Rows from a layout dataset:
--- --- ---

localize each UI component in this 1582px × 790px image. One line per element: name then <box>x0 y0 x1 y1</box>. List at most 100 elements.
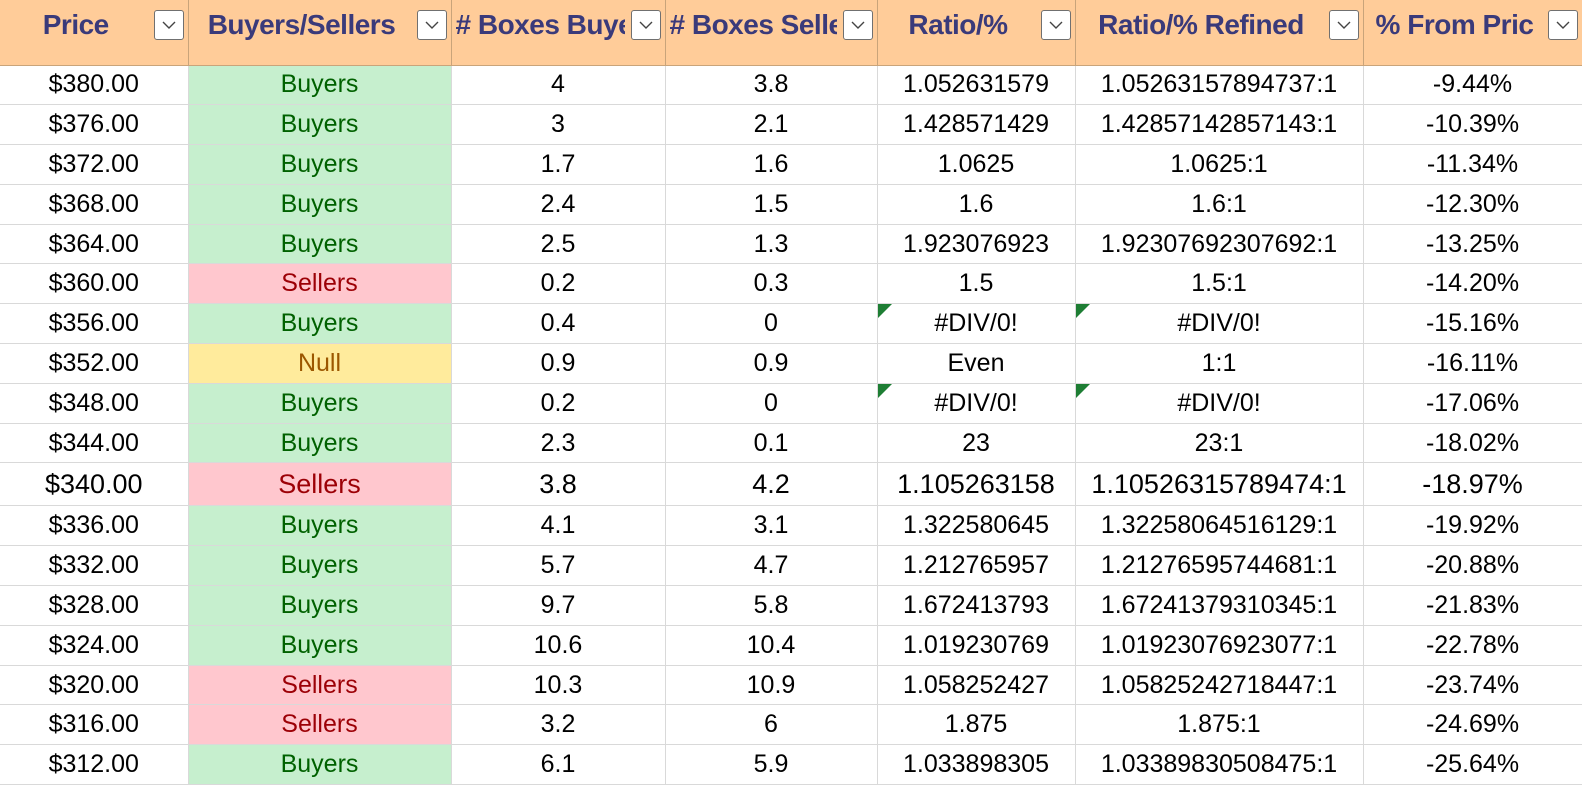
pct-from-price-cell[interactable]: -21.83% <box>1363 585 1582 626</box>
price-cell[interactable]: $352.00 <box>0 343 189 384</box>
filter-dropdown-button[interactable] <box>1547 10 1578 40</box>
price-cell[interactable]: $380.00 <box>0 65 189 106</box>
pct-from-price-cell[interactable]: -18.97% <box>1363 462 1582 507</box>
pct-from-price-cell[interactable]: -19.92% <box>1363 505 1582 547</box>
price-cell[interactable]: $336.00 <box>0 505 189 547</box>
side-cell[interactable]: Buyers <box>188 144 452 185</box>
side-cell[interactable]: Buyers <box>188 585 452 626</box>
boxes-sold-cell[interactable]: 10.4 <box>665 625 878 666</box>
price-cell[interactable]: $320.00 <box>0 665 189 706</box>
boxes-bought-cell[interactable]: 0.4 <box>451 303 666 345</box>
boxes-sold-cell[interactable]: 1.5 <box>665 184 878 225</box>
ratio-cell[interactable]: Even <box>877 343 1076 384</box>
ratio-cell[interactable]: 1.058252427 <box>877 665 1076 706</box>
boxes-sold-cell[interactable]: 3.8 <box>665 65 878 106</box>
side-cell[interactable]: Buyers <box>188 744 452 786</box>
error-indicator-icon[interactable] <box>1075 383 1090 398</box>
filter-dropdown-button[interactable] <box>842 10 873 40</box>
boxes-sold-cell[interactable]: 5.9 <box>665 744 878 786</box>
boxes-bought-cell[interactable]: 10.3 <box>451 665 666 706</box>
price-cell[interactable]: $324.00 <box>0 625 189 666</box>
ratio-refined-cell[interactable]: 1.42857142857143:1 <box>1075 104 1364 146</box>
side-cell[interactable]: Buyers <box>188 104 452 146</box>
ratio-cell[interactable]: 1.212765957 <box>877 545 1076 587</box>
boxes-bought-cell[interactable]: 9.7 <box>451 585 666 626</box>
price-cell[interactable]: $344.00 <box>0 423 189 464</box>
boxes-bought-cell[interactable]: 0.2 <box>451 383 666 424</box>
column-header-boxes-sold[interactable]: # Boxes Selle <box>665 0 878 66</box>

--- --- ---

To be done :: Reproduce every line of the listing above verbatim, omitting the pictures.

Exercise answer ::
localize each UI component in this 1582px × 790px image. One line per element: name then <box>x0 y0 x1 y1</box>. List at most 100 elements.
pct-from-price-cell[interactable]: -21.83% <box>1363 585 1582 626</box>
price-cell[interactable]: $352.00 <box>0 343 189 384</box>
filter-dropdown-button[interactable] <box>1547 10 1578 40</box>
price-cell[interactable]: $380.00 <box>0 65 189 106</box>
pct-from-price-cell[interactable]: -18.97% <box>1363 462 1582 507</box>
pct-from-price-cell[interactable]: -19.92% <box>1363 505 1582 547</box>
price-cell[interactable]: $336.00 <box>0 505 189 547</box>
side-cell[interactable]: Buyers <box>188 144 452 185</box>
side-cell[interactable]: Buyers <box>188 585 452 626</box>
boxes-sold-cell[interactable]: 10.4 <box>665 625 878 666</box>
price-cell[interactable]: $320.00 <box>0 665 189 706</box>
boxes-bought-cell[interactable]: 0.4 <box>451 303 666 345</box>
boxes-sold-cell[interactable]: 1.5 <box>665 184 878 225</box>
ratio-cell[interactable]: Even <box>877 343 1076 384</box>
ratio-cell[interactable]: 1.058252427 <box>877 665 1076 706</box>
boxes-sold-cell[interactable]: 3.8 <box>665 65 878 106</box>
side-cell[interactable]: Buyers <box>188 744 452 786</box>
error-indicator-icon[interactable] <box>1075 383 1090 398</box>
filter-dropdown-button[interactable] <box>842 10 873 40</box>
boxes-sold-cell[interactable]: 5.9 <box>665 744 878 786</box>
boxes-bought-cell[interactable]: 10.3 <box>451 665 666 706</box>
price-cell[interactable]: $324.00 <box>0 625 189 666</box>
ratio-refined-cell[interactable]: 1.42857142857143:1 <box>1075 104 1364 146</box>
side-cell[interactable]: Buyers <box>188 104 452 146</box>
ratio-cell[interactable]: 1.212765957 <box>877 545 1076 587</box>
boxes-bought-cell[interactable]: 9.7 <box>451 585 666 626</box>
price-cell[interactable]: $344.00 <box>0 423 189 464</box>
boxes-bought-cell[interactable]: 0.2 <box>451 383 666 424</box>
column-header-boxes-sold[interactable]: # Boxes Selle <box>665 0 878 66</box>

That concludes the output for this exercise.